Short task:
Search the material for the word "name" and report each line where it turns up.

■ ■ ■

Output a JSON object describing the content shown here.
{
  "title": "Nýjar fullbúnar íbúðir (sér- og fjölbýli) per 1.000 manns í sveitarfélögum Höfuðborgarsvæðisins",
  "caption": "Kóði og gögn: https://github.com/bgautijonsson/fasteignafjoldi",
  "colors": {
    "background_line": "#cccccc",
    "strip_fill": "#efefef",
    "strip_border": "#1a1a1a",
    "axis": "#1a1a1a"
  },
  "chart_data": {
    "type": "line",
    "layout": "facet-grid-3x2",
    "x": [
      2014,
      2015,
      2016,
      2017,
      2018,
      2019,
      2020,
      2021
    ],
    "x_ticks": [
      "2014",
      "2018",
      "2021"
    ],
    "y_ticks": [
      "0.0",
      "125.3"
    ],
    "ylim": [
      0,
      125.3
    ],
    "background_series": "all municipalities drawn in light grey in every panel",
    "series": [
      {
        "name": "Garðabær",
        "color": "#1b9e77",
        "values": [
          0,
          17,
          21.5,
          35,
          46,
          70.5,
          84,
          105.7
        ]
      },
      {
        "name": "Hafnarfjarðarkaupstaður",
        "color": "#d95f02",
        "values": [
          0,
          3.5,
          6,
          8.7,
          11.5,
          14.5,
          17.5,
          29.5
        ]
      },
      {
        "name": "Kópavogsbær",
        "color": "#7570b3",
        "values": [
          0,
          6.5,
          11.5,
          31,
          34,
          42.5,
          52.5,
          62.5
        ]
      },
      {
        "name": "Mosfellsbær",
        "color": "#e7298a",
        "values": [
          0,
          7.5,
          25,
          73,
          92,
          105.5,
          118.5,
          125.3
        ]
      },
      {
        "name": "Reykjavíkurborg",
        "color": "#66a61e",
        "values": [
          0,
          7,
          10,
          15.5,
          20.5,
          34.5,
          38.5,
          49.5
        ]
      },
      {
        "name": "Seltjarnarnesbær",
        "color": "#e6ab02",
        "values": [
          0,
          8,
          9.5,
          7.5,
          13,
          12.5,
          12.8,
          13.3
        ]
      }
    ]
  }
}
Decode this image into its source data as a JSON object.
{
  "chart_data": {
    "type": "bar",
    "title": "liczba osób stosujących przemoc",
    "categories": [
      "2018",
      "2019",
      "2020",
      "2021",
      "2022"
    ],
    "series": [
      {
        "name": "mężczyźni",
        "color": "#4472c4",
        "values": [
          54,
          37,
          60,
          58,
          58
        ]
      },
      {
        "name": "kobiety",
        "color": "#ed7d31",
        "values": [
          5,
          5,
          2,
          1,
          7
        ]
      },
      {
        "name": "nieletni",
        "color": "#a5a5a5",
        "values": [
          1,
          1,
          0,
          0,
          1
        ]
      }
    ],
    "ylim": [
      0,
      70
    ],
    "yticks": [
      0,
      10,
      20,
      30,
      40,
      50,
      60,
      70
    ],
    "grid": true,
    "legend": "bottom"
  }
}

■ ■ ■

Task output:
        "name": "Garðabær",
        "name": "Hafnarfjarðarkaupstaður",
        "name": "Kópavogsbær",
        "name": "Mosfellsbær",
        "name": "Reykjavíkurborg",
        "name": "Seltjarnarnesbær",
        "name": "mężczyźni",
        "name": "kobiety",
        "name": "nieletni",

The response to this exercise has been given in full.